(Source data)

________________________

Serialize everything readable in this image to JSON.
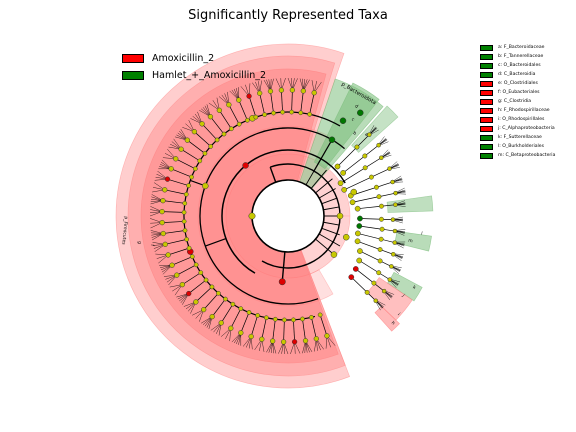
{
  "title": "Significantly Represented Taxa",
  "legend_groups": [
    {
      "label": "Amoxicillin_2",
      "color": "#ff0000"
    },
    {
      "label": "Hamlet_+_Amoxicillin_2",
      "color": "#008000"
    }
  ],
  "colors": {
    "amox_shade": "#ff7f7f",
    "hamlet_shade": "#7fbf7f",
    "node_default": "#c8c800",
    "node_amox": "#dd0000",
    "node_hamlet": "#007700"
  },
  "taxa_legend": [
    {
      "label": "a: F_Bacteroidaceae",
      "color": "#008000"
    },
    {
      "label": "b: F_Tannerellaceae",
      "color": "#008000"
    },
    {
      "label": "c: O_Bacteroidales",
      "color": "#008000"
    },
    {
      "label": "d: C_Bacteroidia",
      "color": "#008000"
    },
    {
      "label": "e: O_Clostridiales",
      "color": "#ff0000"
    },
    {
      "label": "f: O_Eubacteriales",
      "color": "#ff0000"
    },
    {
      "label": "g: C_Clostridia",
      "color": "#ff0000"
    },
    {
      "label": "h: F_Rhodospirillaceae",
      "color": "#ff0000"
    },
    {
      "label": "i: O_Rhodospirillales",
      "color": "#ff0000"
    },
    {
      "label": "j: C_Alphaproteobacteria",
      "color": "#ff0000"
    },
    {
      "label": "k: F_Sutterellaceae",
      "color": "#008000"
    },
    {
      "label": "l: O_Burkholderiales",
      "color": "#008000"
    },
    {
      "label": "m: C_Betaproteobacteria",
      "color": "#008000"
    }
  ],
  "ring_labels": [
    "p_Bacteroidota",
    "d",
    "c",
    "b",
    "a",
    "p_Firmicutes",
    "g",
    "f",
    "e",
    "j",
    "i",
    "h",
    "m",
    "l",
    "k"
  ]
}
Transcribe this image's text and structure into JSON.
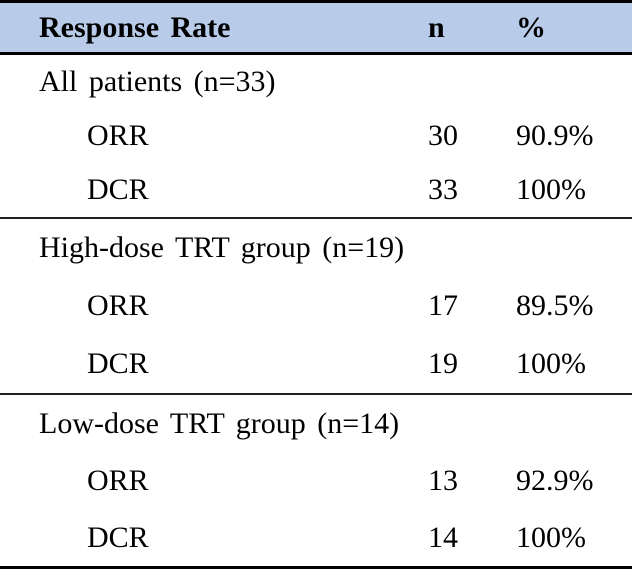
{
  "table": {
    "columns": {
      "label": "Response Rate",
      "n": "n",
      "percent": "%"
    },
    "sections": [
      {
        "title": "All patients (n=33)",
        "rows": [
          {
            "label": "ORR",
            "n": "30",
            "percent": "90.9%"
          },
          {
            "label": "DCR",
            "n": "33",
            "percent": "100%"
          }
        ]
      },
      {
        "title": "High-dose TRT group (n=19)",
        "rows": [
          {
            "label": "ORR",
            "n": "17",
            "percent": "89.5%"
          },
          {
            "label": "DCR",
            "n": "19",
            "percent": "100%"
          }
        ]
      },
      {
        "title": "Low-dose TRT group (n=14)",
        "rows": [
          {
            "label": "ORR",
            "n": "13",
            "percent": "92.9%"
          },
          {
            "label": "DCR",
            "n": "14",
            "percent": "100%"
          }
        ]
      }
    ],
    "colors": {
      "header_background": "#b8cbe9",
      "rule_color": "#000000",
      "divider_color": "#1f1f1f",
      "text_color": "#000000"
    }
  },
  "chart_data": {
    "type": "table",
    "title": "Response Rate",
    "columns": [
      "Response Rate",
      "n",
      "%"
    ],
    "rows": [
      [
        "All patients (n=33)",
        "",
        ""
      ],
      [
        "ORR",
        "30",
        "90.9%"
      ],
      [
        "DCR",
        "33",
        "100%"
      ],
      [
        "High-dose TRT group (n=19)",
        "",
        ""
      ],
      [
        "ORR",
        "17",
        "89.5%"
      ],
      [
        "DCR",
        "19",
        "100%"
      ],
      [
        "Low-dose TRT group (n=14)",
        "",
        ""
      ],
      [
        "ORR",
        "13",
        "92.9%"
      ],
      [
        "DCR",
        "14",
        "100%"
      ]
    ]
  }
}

________________________

- _About this exercise_
Every line above that holds the string "Rate" should be copied out.

- _Answer section_
      "label": "Response Rate",
    "title": "Response Rate",
      "Response Rate",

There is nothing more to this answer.